— start of Task input —
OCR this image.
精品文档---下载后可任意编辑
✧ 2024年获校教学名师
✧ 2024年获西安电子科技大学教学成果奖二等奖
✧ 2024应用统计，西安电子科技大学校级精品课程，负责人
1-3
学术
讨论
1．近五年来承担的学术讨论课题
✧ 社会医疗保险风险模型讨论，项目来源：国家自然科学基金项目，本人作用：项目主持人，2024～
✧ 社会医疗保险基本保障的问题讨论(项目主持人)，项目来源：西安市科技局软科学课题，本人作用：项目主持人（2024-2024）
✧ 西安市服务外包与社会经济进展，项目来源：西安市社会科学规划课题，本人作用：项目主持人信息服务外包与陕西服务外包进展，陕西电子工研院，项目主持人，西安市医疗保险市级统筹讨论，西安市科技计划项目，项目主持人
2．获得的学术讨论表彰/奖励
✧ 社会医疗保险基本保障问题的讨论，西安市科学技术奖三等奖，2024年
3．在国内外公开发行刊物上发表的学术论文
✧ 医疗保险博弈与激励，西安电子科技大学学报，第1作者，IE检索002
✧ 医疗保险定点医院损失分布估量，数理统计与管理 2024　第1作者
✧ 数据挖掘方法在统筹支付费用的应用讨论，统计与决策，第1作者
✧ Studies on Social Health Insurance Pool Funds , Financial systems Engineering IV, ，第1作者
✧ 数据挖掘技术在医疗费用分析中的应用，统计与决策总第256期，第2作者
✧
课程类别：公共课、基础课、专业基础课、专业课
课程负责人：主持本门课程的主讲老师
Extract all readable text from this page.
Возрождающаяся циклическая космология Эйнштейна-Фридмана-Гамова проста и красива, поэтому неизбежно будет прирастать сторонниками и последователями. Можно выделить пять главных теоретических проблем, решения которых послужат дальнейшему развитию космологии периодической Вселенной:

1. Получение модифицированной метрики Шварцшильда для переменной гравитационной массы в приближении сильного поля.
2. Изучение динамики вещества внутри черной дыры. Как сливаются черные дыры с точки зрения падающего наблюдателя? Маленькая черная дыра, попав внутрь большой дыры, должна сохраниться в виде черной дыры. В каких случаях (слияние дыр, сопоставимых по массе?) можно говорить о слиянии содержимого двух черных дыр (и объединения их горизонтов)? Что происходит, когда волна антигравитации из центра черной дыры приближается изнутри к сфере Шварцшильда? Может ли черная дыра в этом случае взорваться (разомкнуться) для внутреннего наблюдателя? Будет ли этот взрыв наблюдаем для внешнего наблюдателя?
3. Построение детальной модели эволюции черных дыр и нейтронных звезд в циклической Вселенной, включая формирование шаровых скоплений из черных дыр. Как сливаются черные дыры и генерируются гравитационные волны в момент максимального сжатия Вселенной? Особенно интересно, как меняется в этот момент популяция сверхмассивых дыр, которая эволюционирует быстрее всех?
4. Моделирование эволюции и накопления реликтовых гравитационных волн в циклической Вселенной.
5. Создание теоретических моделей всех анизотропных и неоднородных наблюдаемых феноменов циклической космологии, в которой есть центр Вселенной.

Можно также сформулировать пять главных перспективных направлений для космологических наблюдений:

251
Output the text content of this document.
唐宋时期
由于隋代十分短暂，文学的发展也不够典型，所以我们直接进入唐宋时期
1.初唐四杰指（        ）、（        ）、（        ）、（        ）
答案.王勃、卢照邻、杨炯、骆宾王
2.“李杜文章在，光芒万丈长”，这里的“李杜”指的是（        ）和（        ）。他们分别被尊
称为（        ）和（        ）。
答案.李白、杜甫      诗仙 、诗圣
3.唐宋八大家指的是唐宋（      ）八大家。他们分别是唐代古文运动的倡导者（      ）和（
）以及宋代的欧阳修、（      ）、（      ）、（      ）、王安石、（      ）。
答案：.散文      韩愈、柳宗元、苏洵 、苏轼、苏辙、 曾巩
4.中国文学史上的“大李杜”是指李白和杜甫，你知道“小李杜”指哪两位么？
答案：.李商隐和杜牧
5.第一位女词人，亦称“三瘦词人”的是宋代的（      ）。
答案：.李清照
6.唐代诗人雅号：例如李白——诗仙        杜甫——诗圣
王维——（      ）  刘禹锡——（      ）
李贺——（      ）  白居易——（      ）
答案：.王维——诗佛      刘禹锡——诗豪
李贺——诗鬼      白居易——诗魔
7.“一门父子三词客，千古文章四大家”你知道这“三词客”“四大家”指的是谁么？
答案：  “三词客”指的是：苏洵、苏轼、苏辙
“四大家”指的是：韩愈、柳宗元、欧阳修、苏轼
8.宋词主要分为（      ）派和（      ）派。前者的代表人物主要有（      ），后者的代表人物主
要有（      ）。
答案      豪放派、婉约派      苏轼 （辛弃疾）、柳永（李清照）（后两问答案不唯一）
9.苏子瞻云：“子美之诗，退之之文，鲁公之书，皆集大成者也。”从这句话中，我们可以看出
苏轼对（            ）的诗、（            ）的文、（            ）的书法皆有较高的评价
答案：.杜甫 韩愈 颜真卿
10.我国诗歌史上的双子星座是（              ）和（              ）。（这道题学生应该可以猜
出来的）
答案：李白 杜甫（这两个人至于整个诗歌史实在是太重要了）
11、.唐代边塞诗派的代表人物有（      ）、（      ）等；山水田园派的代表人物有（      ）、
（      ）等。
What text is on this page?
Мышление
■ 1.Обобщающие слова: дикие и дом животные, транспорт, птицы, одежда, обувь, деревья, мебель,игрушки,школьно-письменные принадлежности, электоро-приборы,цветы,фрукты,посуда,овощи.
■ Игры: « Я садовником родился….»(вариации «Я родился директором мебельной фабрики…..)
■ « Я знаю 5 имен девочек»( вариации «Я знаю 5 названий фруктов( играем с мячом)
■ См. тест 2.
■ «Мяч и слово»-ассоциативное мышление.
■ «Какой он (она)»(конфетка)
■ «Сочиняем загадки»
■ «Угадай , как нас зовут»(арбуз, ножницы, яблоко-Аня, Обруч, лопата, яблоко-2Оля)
— end of Task input —
▶ _Work instructions_
Go through the entries and repeat each one exactly.

▶ _Response to this exercise_
OCR this image.
精品文档---下载后可任意编辑
✧ 2024年获校教学名师
✧ 2024年获西安电子科技大学教学成果奖二等奖
✧ 2024应用统计，西安电子科技大学校级精品课程，负责人
1-3
学术
讨论
1．近五年来承担的学术讨论课题
✧ 社会医疗保险风险模型讨论，项目来源：国家自然科学基金项目，本人作用：项目主持人，2024～
✧ 社会医疗保险基本保障的问题讨论(项目主持人)，项目来源：西安市科技局软科学课题，本人作用：项目主持人（2024-2024）
✧ 西安市服务外包与社会经济进展，项目来源：西安市社会科学规划课题，本人作用：项目主持人信息服务外包与陕西服务外包进展，陕西电子工研院，项目主持人，西安市医疗保险市级统筹讨论，西安市科技计划项目，项目主持人
2．获得的学术讨论表彰/奖励
✧ 社会医疗保险基本保障问题的讨论，西安市科学技术奖三等奖，2024年
3．在国内外公开发行刊物上发表的学术论文
✧ 医疗保险博弈与激励，西安电子科技大学学报，第1作者，IE检索002
✧ 医疗保险定点医院损失分布估量，数理统计与管理 2024　第1作者
✧ 数据挖掘方法在统筹支付费用的应用讨论，统计与决策，第1作者
✧ Studies on Social Health Insurance Pool Funds , Financial systems Engineering IV, ，第1作者
✧ 数据挖掘技术在医疗费用分析中的应用，统计与决策总第256期，第2作者
✧
课程类别：公共课、基础课、专业基础课、专业课
课程负责人：主持本门课程的主讲老师
Extract all readable text from this page.
Возрождающаяся циклическая космология Эйнштейна-Фридмана-Гамова проста и красива, поэтому неизбежно будет прирастать сторонниками и последователями. Можно выделить пять главных теоретических проблем, решения которых послужат дальнейшему развитию космологии периодической Вселенной:

1. Получение модифицированной метрики Шварцшильда для переменной гравитационной массы в приближении сильного поля.
2. Изучение динамики вещества внутри черной дыры. Как сливаются черные дыры с точки зрения падающего наблюдателя? Маленькая черная дыра, попав внутрь большой дыры, должна сохраниться в виде черной дыры. В каких случаях (слияние дыр, сопоставимых по массе?) можно говорить о слиянии содержимого двух черных дыр (и объединения их горизонтов)? Что происходит, когда волна антигравитации из центра черной дыры приближается изнутри к сфере Шварцшильда? Может ли черная дыра в этом случае взорваться (разомкнуться) для внутреннего наблюдателя? Будет ли этот взрыв наблюдаем для внешнего наблюдателя?
3. Построение детальной модели эволюции черных дыр и нейтронных звезд в циклической Вселенной, включая формирование шаровых скоплений из черных дыр. Как сливаются черные дыры и генерируются гравитационные волны в момент максимального сжатия Вселенной? Особенно интересно, как меняется в этот момент популяция сверхмассивых дыр, которая эволюционирует быстрее всех?
4. Моделирование эволюции и накопления реликтовых гравитационных волн в циклической Вселенной.
5. Создание теоретических моделей всех анизотропных и неоднородных наблюдаемых феноменов циклической космологии, в которой есть центр Вселенной.

Можно также сформулировать пять главных перспективных направлений для космологических наблюдений:

251
Output the text content of this document.
唐宋时期
由于隋代十分短暂，文学的发展也不够典型，所以我们直接进入唐宋时期
1.初唐四杰指（        ）、（        ）、（        ）、（        ）
答案.王勃、卢照邻、杨炯、骆宾王
2.“李杜文章在，光芒万丈长”，这里的“李杜”指的是（        ）和（        ）。他们分别被尊
称为（        ）和（        ）。
答案.李白、杜甫      诗仙 、诗圣
3.唐宋八大家指的是唐宋（      ）八大家。他们分别是唐代古文运动的倡导者（      ）和（
）以及宋代的欧阳修、（      ）、（      ）、（      ）、王安石、（      ）。
答案：.散文      韩愈、柳宗元、苏洵 、苏轼、苏辙、 曾巩
4.中国文学史上的“大李杜”是指李白和杜甫，你知道“小李杜”指哪两位么？
答案：.李商隐和杜牧
5.第一位女词人，亦称“三瘦词人”的是宋代的（      ）。
答案：.李清照
6.唐代诗人雅号：例如李白——诗仙        杜甫——诗圣
王维——（      ）  刘禹锡——（      ）
李贺——（      ）  白居易——（      ）
答案：.王维——诗佛      刘禹锡——诗豪
李贺——诗鬼      白居易——诗魔
7.“一门父子三词客，千古文章四大家”你知道这“三词客”“四大家”指的是谁么？
答案：  “三词客”指的是：苏洵、苏轼、苏辙
“四大家”指的是：韩愈、柳宗元、欧阳修、苏轼
8.宋词主要分为（      ）派和（      ）派。前者的代表人物主要有（      ），后者的代表人物主
要有（      ）。
答案      豪放派、婉约派      苏轼 （辛弃疾）、柳永（李清照）（后两问答案不唯一）
9.苏子瞻云：“子美之诗，退之之文，鲁公之书，皆集大成者也。”从这句话中，我们可以看出
苏轼对（            ）的诗、（            ）的文、（            ）的书法皆有较高的评价
答案：.杜甫 韩愈 颜真卿
10.我国诗歌史上的双子星座是（              ）和（              ）。（这道题学生应该可以猜
出来的）
答案：李白 杜甫（这两个人至于整个诗歌史实在是太重要了）
11、.唐代边塞诗派的代表人物有（      ）、（      ）等；山水田园派的代表人物有（      ）、
（      ）等。
What text is on this page?
Мышление
■ 1.Обобщающие слова: дикие и дом животные, транспорт, птицы, одежда, обувь, деревья, мебель,игрушки,школьно-письменные принадлежности, электоро-приборы,цветы,фрукты,посуда,овощи.
■ Игры: « Я садовником родился….»(вариации «Я родился директором мебельной фабрики…..)
■ « Я знаю 5 имен девочек»( вариации «Я знаю 5 названий фруктов( играем с мячом)
■ См. тест 2.
■ «Мяч и слово»-ассоциативное мышление.
■ «Какой он (она)»(конфетка)
■ «Сочиняем загадки»
■ «Угадай , как нас зовут»(арбуз, ножницы, яблоко-Аня, Обруч, лопата, яблоко-2Оля)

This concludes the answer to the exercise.